Aim →
Repeat, exactly and completely, the entries shown underneath.

[Data entries]
◇ ◇ ◇ ◇
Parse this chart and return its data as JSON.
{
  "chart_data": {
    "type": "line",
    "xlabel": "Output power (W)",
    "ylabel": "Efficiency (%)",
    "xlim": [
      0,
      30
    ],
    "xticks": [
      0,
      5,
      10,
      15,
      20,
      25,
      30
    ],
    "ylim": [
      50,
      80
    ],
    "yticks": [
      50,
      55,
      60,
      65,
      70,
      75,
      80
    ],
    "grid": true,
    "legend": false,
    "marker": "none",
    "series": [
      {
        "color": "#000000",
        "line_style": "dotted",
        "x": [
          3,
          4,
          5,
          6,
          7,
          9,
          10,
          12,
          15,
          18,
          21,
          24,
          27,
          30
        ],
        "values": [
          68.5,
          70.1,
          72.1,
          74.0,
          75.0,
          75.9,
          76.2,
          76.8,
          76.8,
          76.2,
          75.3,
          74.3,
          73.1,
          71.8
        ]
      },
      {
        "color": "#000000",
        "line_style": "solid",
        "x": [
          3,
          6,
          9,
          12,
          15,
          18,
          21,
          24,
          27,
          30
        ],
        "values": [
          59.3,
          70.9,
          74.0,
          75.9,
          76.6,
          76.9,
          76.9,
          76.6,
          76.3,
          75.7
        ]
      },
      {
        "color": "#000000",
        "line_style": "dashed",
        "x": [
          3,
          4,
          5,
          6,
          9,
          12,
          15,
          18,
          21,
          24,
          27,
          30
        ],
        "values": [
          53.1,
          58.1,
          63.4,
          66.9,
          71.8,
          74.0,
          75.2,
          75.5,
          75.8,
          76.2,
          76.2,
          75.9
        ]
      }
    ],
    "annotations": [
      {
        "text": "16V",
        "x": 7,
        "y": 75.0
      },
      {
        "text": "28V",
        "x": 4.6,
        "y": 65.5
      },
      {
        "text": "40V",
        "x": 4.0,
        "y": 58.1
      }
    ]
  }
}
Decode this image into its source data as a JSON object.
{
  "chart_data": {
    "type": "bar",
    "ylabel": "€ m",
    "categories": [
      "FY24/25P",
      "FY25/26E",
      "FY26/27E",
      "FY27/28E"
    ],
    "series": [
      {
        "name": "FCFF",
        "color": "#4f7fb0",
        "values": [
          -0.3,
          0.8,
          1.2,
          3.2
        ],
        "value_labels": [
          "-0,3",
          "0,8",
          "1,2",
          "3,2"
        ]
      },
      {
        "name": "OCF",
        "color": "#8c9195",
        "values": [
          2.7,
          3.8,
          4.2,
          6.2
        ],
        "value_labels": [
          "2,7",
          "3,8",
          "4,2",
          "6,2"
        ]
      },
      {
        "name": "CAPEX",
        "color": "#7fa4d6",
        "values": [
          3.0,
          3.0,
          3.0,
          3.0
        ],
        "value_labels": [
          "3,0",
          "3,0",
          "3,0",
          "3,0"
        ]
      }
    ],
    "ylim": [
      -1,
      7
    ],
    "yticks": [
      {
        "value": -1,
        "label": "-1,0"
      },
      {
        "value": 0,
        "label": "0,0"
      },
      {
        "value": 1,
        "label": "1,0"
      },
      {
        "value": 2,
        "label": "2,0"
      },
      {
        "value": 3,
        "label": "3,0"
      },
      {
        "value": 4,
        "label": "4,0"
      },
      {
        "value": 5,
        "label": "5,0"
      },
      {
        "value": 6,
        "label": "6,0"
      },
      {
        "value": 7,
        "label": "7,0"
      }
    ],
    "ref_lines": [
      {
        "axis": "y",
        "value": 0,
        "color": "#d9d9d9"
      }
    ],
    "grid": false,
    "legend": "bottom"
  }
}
◇ ◇ ◇ ◇
Reply to the task →
Parse this chart and return its data as JSON.
{
  "chart_data": {
    "type": "line",
    "xlabel": "Output power (W)",
    "ylabel": "Efficiency (%)",
    "xlim": [
      0,
      30
    ],
    "xticks": [
      0,
      5,
      10,
      15,
      20,
      25,
      30
    ],
    "ylim": [
      50,
      80
    ],
    "yticks": [
      50,
      55,
      60,
      65,
      70,
      75,
      80
    ],
    "grid": true,
    "legend": false,
    "marker": "none",
    "series": [
      {
        "color": "#000000",
        "line_style": "dotted",
        "x": [
          3,
          4,
          5,
          6,
          7,
          9,
          10,
          12,
          15,
          18,
          21,
          24,
          27,
          30
        ],
        "values": [
          68.5,
          70.1,
          72.1,
          74.0,
          75.0,
          75.9,
          76.2,
          76.8,
          76.8,
          76.2,
          75.3,
          74.3,
          73.1,
          71.8
        ]
      },
      {
        "color": "#000000",
        "line_style": "solid",
        "x": [
          3,
          6,
          9,
          12,
          15,
          18,
          21,
          24,
          27,
          30
        ],
        "values": [
          59.3,
          70.9,
          74.0,
          75.9,
          76.6,
          76.9,
          76.9,
          76.6,
          76.3,
          75.7
        ]
      },
      {
        "color": "#000000",
        "line_style": "dashed",
        "x": [
          3,
          4,
          5,
          6,
          9,
          12,
          15,
          18,
          21,
          24,
          27,
          30
        ],
        "values": [
          53.1,
          58.1,
          63.4,
          66.9,
          71.8,
          74.0,
          75.2,
          75.5,
          75.8,
          76.2,
          76.2,
          75.9
        ]
      }
    ],
    "annotations": [
      {
        "text": "16V",
        "x": 7,
        "y": 75.0
      },
      {
        "text": "28V",
        "x": 4.6,
        "y": 65.5
      },
      {
        "text": "40V",
        "x": 4.0,
        "y": 58.1
      }
    ]
  }
}
Decode this image into its source data as a JSON object.
{
  "chart_data": {
    "type": "bar",
    "ylabel": "€ m",
    "categories": [
      "FY24/25P",
      "FY25/26E",
      "FY26/27E",
      "FY27/28E"
    ],
    "series": [
      {
        "name": "FCFF",
        "color": "#4f7fb0",
        "values": [
          -0.3,
          0.8,
          1.2,
          3.2
        ],
        "value_labels": [
          "-0,3",
          "0,8",
          "1,2",
          "3,2"
        ]
      },
      {
        "name": "OCF",
        "color": "#8c9195",
        "values": [
          2.7,
          3.8,
          4.2,
          6.2
        ],
        "value_labels": [
          "2,7",
          "3,8",
          "4,2",
          "6,2"
        ]
      },
      {
        "name": "CAPEX",
        "color": "#7fa4d6",
        "values": [
          3.0,
          3.0,
          3.0,
          3.0
        ],
        "value_labels": [
          "3,0",
          "3,0",
          "3,0",
          "3,0"
        ]
      }
    ],
    "ylim": [
      -1,
      7
    ],
    "yticks": [
      {
        "value": -1,
        "label": "-1,0"
      },
      {
        "value": 0,
        "label": "0,0"
      },
      {
        "value": 1,
        "label": "1,0"
      },
      {
        "value": 2,
        "label": "2,0"
      },
      {
        "value": 3,
        "label": "3,0"
      },
      {
        "value": 4,
        "label": "4,0"
      },
      {
        "value": 5,
        "label": "5,0"
      },
      {
        "value": 6,
        "label": "6,0"
      },
      {
        "value": 7,
        "label": "7,0"
      }
    ],
    "ref_lines": [
      {
        "axis": "y",
        "value": 0,
        "color": "#d9d9d9"
      }
    ],
    "grid": false,
    "legend": "bottom"
  }
}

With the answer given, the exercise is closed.